***** Quoted passage *****
Michael Baye, Director of the Bureau of Economics, Federal Trade Commission

8:40 am Session I: Economic Analysis of Mortgage Product Development, Market Structure, and Mortgage Outcomes

Real estate and mortgage market experts will explain how and why the mortgage market developed to include products with a wide variety of features offered to consumers with varying credit histories and assets. Panelists will provide an historical overview of the mortgage market, an understanding of developments of the non-prime mortgage market, and an analysis of mortgage features of concern to consumer policy analysts, including: pre-payment penalties, no down-payment loans, interest-only mortgages, and various adjustable interest rate products. They will also examine changes in mortgage retailing.

Session Participants:

Susan M. Wachter, University of Pennsylvania
Anthony Pennington-Cross, Marquette University
Souphala Chomsisengphet, Office of the Comptroller of the Currency
Christopher J. Mayer, Columbia University and Visiting Scholar, Federal Reserve Bank of     New York
Morris Kleiner, University of Minnesota
Richard M. Todd, Federal Reserve Bank of Minneaopolis
Paul Pautler, Federal Trade Commission

10:10 a.m. Break
10:25 a.m. Session II: Economic Analysis of Consumer Information and Mortgage Choice

This panel will feature experts on information economics, consumer behavior, and consumer information research in the mortgage market. Panelists will provide an overview of the role of information on consumer choice from an economic perspective, and empirical research on consumer mortgage knowledge and consumer understanding of mortgage disclosures. The role of advertising in the mortgage market will also be examined.

Session Participants:

David Laibson, Harvard University
Jonathan Levin, Stanford University
Brent Ambrose, Penn State University
Karen Pence, Federal Reserve Board of Governors
James Lacko, Federal Trade Commission
Janis Pappalardo, Federal Trade Commission

Thomas Pahl, Federal Trade Commission (Chair and Discussion Leader)

11:55 a.m. Lunch Break
1:00 p.m. Welcoming Remarks for Afternoon Session

William Kovacic, Chairman, Federal Trade Commission

1:10 p.m. Session III:. Roundtable Examining Relationship between Consumer Information and the Mortgage Market Crisis

Experts on housing markets, mortgage markets, consumer information and consumer behavior will be asked to consider how consumer information issues and changes in the mortgage market, discussed in the two prior sessions, may be related to recent problems in the mortgage market.
*****
Continue the mortgage workshop agenda from where it stops, picking up after the description of Session III.
***** Records provided *****
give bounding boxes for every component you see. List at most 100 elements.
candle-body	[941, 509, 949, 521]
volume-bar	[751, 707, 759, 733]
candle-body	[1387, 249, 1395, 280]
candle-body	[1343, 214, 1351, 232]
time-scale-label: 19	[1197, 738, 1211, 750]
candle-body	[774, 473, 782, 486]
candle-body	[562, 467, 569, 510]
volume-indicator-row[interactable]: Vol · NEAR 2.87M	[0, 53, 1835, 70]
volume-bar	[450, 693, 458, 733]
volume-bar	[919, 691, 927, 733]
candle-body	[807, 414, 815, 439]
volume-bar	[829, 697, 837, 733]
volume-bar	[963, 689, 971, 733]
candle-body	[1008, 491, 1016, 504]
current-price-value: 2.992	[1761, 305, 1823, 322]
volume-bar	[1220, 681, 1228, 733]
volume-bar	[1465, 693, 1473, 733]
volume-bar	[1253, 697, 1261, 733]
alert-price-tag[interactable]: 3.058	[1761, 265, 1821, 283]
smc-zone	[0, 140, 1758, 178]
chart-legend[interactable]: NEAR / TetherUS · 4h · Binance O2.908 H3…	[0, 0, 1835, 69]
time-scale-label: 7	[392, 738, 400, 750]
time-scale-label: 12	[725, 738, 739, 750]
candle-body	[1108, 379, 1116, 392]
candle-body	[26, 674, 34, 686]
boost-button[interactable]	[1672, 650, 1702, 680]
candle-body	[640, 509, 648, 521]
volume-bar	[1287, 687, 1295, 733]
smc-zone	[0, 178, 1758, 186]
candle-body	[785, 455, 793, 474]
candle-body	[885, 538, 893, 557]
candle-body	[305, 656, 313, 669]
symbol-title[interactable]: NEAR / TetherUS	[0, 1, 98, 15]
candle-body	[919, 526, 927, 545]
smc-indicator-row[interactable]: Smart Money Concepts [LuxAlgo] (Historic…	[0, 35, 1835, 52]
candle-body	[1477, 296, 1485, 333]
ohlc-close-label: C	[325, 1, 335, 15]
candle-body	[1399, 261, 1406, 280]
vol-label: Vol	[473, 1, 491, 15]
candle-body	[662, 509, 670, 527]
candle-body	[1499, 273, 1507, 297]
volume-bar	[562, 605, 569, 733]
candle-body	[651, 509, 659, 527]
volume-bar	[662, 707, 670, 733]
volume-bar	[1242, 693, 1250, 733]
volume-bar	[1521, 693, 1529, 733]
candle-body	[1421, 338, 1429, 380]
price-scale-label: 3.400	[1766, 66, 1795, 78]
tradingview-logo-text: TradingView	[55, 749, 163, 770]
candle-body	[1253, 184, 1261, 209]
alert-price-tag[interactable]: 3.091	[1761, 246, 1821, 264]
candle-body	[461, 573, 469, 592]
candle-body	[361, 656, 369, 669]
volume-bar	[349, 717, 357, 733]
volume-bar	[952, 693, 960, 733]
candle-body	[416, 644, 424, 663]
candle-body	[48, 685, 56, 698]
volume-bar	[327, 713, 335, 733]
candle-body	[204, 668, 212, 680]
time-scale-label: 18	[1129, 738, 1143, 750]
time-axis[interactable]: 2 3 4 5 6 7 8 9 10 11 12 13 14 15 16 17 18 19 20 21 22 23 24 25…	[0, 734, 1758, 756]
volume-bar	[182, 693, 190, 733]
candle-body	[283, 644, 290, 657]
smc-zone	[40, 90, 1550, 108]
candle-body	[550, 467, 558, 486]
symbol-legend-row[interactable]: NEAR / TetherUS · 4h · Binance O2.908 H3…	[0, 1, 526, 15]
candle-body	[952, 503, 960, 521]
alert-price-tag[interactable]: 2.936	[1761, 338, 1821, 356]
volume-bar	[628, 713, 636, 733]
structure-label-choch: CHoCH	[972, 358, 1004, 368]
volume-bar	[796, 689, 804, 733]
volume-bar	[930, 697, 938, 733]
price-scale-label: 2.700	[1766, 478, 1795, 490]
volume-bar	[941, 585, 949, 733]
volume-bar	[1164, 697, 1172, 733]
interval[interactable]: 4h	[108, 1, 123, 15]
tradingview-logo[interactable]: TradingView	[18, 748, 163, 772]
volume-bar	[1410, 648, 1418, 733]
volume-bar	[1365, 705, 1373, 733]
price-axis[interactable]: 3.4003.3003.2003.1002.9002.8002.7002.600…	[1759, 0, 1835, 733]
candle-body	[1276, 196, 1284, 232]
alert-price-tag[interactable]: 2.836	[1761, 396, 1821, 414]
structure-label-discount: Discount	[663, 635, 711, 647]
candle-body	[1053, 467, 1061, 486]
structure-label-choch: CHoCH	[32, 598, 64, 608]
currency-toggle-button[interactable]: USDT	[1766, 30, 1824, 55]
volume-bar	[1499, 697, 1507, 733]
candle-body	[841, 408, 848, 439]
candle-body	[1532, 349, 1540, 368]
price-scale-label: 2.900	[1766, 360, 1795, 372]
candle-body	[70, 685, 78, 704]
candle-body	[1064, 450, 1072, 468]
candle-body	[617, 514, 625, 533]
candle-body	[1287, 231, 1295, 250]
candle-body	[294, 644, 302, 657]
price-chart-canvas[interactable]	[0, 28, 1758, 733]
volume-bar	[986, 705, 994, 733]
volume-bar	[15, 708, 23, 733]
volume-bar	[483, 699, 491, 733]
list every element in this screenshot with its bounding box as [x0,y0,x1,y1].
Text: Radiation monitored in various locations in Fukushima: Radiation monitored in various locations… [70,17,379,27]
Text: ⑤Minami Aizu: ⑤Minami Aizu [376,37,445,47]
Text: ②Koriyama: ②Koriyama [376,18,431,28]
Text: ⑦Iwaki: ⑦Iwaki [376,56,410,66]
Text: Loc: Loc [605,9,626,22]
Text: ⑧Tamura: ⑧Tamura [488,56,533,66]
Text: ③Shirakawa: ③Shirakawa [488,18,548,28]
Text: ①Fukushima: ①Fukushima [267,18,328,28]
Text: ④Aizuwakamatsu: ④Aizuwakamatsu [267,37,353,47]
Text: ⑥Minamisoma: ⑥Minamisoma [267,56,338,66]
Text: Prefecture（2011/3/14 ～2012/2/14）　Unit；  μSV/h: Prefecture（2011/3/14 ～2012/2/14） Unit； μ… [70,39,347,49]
*****
**Answer to this task:**
Primary Participants (with all previous speakers invited to participate):

Paul S. Willen, Federal Reserve Bank of Boston
John G. Lynch, Jr., Duke University
Alex Pollock, American Enterprise Institute
David Weil, Boston University

Pauline Ippolito, Federal Trade Commission (Chair and Discussion Leader)

2:40 p.m. Break
3:00 p.m. Session IV: Developing Disclosures for Real Consumers to Help Prevent Deception, Delinquency, and Foreclosure – Where Should Policymakers Go From Here?

This final panel will discuss how consumer information policies could be developed to help prevent deception and delinquencies in the mortgage market. The panel will include experts on information mortgage policy proposals, disclosure design, consumer behavior, and mortgage finance needs of consumers. Panelists will consider what information people need most, when they need the information, and the role of consumer research in designing and testing information that consumers will understand.

Session Participants:

Jeanne Hogarth, Federal Reserve Board of Governors
Vanessa Perry, George Washington University
Susan Kleimann, Kleimann Communication Group
Annamaria Lusardi, Dartmouth College
Sumit Agarwal, Federal Reserve Bank of Chicago
Susan Woodward, Sand Hill Econometrics

Jesse Leary, Federal Trade Commission (Chair and Discussion Leader)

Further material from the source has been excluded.